- [DIRECTIONS] Return every record verbatim.

- [EXERCISE INPUT]
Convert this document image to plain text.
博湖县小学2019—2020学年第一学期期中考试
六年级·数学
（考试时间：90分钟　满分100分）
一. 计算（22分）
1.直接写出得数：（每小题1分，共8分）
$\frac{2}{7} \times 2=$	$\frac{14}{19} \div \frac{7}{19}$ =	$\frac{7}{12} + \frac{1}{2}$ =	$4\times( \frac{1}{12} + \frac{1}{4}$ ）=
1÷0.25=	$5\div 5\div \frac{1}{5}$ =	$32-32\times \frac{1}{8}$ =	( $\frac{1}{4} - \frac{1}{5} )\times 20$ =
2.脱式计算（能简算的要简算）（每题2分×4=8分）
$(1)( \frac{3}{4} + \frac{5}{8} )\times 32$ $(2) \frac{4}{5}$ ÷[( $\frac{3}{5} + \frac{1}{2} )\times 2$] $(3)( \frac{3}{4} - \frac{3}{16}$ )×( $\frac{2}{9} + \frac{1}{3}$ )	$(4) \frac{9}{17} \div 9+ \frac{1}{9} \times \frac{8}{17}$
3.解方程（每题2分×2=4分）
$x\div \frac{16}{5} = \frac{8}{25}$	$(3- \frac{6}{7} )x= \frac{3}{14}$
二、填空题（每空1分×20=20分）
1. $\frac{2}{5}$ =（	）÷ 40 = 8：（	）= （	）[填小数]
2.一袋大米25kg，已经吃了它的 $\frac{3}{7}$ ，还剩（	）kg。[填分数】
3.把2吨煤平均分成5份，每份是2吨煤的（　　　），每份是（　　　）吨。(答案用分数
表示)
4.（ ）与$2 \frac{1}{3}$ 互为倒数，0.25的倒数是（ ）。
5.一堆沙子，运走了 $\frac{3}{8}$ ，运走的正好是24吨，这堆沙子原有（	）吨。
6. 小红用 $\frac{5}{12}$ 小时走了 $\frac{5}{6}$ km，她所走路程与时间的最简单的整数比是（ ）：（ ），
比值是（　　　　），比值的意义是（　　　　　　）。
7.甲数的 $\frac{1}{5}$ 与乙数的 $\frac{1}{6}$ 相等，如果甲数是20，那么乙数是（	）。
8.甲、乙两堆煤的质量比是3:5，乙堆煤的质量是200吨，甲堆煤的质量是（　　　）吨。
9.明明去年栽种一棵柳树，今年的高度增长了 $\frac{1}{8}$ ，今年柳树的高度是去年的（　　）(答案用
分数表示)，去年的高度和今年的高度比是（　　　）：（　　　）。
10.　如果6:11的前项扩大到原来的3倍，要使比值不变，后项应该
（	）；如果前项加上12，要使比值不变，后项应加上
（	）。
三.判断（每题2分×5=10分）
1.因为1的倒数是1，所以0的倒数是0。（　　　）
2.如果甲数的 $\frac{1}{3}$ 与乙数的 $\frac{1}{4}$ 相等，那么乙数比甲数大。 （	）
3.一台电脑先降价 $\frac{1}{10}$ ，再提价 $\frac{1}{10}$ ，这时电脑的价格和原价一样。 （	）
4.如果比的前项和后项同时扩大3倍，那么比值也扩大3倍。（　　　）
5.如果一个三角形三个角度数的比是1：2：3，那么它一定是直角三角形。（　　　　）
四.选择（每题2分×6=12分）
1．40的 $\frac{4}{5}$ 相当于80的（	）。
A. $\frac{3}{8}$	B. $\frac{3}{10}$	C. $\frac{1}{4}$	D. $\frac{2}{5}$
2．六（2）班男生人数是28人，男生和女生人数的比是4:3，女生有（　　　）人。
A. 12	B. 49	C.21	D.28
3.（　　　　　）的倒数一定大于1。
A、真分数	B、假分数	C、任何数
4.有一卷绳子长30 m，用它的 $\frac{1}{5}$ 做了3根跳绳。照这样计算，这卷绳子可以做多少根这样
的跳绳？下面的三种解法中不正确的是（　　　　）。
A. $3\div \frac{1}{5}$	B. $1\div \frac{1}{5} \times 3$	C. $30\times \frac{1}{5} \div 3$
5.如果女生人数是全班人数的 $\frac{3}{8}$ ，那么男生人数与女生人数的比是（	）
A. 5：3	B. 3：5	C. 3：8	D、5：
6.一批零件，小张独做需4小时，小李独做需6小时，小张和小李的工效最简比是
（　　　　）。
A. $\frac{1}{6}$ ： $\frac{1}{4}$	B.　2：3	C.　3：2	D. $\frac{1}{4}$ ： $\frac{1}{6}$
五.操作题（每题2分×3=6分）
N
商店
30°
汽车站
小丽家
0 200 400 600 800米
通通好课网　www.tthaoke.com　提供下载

- [SOLVED EXERCISE]
Convert this document image to plain text.
博湖县小学2019—2020学年第一学期期中考试
六年级·数学
（考试时间：90分钟　满分100分）
一. 计算（22分）
1.直接写出得数：（每小题1分，共8分）
$\frac{2}{7} \times 2=$	$\frac{14}{19} \div \frac{7}{19}$ =	$\frac{7}{12} + \frac{1}{2}$ =	$4\times( \frac{1}{12} + \frac{1}{4}$ ）=
1÷0.25=	$5\div 5\div \frac{1}{5}$ =	$32-32\times \frac{1}{8}$ =	( $\frac{1}{4} - \frac{1}{5} )\times 20$ =
2.脱式计算（能简算的要简算）（每题2分×4=8分）
$(1)( \frac{3}{4} + \frac{5}{8} )\times 32$ $(2) \frac{4}{5}$ ÷[( $\frac{3}{5} + \frac{1}{2} )\times 2$] $(3)( \frac{3}{4} - \frac{3}{16}$ )×( $\frac{2}{9} + \frac{1}{3}$ )	$(4) \frac{9}{17} \div 9+ \frac{1}{9} \times \frac{8}{17}$
3.解方程（每题2分×2=4分）
$x\div \frac{16}{5} = \frac{8}{25}$	$(3- \frac{6}{7} )x= \frac{3}{14}$
二、填空题（每空1分×20=20分）
1. $\frac{2}{5}$ =（	）÷ 40 = 8：（	）= （	）[填小数]
2.一袋大米25kg，已经吃了它的 $\frac{3}{7}$ ，还剩（	）kg。[填分数】
3.把2吨煤平均分成5份，每份是2吨煤的（　　　），每份是（　　　）吨。(答案用分数
表示)
4.（ ）与$2 \frac{1}{3}$ 互为倒数，0.25的倒数是（ ）。
5.一堆沙子，运走了 $\frac{3}{8}$ ，运走的正好是24吨，这堆沙子原有（	）吨。
6. 小红用 $\frac{5}{12}$ 小时走了 $\frac{5}{6}$ km，她所走路程与时间的最简单的整数比是（ ）：（ ），
比值是（　　　　），比值的意义是（　　　　　　）。
7.甲数的 $\frac{1}{5}$ 与乙数的 $\frac{1}{6}$ 相等，如果甲数是20，那么乙数是（	）。
8.甲、乙两堆煤的质量比是3:5，乙堆煤的质量是200吨，甲堆煤的质量是（　　　）吨。
9.明明去年栽种一棵柳树，今年的高度增长了 $\frac{1}{8}$ ，今年柳树的高度是去年的（　　）(答案用
分数表示)，去年的高度和今年的高度比是（　　　）：（　　　）。
10.　如果6:11的前项扩大到原来的3倍，要使比值不变，后项应该
（	）；如果前项加上12，要使比值不变，后项应加上
（	）。
三.判断（每题2分×5=10分）
1.因为1的倒数是1，所以0的倒数是0。（　　　）
2.如果甲数的 $\frac{1}{3}$ 与乙数的 $\frac{1}{4}$ 相等，那么乙数比甲数大。 （	）
3.一台电脑先降价 $\frac{1}{10}$ ，再提价 $\frac{1}{10}$ ，这时电脑的价格和原价一样。 （	）
4.如果比的前项和后项同时扩大3倍，那么比值也扩大3倍。（　　　）
5.如果一个三角形三个角度数的比是1：2：3，那么它一定是直角三角形。（　　　　）
四.选择（每题2分×6=12分）
1．40的 $\frac{4}{5}$ 相当于80的（	）。
A. $\frac{3}{8}$	B. $\frac{3}{10}$	C. $\frac{1}{4}$	D. $\frac{2}{5}$
2．六（2）班男生人数是28人，男生和女生人数的比是4:3，女生有（　　　）人。
A. 12	B. 49	C.21	D.28
3.（　　　　　）的倒数一定大于1。
A、真分数	B、假分数	C、任何数
4.有一卷绳子长30 m，用它的 $\frac{1}{5}$ 做了3根跳绳。照这样计算，这卷绳子可以做多少根这样
的跳绳？下面的三种解法中不正确的是（　　　　）。
A. $3\div \frac{1}{5}$	B. $1\div \frac{1}{5} \times 3$	C. $30\times \frac{1}{5} \div 3$
5.如果女生人数是全班人数的 $\frac{3}{8}$ ，那么男生人数与女生人数的比是（	）
A. 5：3	B. 3：5	C. 3：8	D、5：
6.一批零件，小张独做需4小时，小李独做需6小时，小张和小李的工效最简比是
（　　　　）。
A. $\frac{1}{6}$ ： $\frac{1}{4}$	B.　2：3	C.　3：2	D. $\frac{1}{4}$ ： $\frac{1}{6}$
五.操作题（每题2分×3=6分）
N
商店
30°
汽车站
小丽家
0 200 400 600 800米
通通好课网　www.tthaoke.com　提供下载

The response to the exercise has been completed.